**Task requirements**
Give the number of lines in the data that contain "column", and nothing more.

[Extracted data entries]
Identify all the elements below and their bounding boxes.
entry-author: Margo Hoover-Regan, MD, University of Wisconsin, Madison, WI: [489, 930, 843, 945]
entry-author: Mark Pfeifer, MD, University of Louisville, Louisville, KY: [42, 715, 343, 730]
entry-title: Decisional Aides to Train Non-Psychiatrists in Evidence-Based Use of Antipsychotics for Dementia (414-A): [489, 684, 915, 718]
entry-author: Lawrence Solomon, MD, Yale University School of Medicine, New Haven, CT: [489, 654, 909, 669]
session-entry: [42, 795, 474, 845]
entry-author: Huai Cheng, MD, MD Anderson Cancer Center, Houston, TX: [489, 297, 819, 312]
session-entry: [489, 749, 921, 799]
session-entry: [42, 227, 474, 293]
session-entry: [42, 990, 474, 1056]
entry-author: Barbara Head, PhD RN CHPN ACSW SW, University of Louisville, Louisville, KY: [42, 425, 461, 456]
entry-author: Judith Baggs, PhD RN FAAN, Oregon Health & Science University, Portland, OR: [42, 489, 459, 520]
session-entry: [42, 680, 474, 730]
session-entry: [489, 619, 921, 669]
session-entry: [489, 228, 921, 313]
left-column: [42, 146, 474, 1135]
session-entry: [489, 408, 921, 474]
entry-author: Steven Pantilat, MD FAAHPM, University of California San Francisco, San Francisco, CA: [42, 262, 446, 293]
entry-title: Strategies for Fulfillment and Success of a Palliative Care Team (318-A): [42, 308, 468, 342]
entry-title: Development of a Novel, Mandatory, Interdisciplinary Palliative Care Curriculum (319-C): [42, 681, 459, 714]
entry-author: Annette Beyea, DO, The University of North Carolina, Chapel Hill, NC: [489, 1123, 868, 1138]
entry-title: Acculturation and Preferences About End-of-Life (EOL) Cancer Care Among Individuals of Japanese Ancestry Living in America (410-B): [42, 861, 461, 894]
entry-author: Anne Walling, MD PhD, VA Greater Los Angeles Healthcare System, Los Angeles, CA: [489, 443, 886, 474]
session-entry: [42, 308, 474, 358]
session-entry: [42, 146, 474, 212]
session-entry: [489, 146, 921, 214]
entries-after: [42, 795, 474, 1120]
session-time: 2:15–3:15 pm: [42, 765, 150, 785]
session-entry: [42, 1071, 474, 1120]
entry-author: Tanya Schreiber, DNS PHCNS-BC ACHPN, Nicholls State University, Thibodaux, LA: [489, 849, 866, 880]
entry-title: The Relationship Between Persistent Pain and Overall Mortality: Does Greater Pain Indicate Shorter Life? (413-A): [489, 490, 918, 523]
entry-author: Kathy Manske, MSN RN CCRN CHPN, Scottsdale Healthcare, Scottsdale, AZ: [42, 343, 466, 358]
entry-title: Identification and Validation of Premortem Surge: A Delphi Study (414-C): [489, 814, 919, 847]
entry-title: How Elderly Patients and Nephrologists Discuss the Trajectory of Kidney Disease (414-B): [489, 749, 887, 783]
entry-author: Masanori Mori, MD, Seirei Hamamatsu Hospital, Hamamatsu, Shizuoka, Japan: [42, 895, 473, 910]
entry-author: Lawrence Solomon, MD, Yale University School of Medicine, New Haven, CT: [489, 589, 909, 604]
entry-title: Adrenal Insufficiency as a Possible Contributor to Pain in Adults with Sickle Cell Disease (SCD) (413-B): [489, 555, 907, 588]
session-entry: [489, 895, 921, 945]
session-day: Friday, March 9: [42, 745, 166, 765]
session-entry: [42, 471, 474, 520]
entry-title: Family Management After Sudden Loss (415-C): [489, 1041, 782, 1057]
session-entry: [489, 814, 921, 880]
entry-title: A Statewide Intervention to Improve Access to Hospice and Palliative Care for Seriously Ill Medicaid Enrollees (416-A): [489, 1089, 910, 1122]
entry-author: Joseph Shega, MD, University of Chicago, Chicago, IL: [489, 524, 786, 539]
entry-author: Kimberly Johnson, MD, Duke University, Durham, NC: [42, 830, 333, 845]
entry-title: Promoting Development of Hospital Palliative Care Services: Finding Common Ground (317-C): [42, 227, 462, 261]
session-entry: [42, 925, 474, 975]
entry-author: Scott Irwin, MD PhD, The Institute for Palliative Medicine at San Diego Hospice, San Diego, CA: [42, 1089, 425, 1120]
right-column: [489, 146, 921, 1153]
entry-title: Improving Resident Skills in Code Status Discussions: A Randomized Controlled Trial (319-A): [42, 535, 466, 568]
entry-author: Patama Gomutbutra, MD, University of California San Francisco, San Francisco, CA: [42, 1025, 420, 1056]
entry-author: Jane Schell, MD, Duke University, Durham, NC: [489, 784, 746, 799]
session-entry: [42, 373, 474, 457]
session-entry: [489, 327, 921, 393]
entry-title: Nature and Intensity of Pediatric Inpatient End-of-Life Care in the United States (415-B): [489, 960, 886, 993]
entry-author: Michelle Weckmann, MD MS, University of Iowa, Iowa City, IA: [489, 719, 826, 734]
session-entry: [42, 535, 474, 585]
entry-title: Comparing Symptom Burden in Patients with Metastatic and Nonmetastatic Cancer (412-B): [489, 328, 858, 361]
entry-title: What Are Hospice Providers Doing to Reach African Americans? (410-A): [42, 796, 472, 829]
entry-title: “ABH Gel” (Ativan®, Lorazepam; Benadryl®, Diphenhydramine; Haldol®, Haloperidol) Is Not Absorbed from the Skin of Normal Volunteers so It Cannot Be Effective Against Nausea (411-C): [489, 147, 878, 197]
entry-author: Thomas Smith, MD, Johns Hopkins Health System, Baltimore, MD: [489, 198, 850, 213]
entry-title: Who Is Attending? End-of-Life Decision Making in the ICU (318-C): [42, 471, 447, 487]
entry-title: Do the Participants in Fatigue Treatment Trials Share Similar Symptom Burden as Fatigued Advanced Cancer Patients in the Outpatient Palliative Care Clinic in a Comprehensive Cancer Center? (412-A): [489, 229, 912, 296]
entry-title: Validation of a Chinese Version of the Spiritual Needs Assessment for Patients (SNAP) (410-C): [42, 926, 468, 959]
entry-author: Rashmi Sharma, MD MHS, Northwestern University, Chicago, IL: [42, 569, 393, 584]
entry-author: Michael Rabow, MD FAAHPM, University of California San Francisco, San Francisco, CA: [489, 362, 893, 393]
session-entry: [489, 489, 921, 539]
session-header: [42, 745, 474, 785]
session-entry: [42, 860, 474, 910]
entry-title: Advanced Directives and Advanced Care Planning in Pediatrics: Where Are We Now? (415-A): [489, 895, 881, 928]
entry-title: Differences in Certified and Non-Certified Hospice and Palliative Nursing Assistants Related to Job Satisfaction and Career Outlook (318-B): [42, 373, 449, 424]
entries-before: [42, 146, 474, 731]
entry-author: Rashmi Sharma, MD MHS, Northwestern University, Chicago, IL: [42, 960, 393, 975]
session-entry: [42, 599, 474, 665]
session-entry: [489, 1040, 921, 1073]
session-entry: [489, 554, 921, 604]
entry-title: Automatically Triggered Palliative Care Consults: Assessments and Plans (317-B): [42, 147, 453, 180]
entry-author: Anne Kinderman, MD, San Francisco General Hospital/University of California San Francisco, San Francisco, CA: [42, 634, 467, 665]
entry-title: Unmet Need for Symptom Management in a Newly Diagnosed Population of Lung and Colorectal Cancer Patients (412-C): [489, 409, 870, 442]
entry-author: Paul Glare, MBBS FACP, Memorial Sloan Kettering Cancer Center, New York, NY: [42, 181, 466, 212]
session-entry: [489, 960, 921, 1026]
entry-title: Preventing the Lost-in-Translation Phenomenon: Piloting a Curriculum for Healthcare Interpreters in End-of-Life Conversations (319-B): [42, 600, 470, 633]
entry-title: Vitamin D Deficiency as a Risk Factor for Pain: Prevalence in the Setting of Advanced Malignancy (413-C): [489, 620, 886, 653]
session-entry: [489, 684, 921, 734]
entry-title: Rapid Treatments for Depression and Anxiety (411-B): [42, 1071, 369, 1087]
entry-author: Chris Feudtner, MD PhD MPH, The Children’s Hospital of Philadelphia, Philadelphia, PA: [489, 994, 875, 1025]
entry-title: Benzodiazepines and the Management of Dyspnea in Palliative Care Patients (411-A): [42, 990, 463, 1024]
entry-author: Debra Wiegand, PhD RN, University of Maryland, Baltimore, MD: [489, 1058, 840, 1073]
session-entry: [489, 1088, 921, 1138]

**Your solution**
2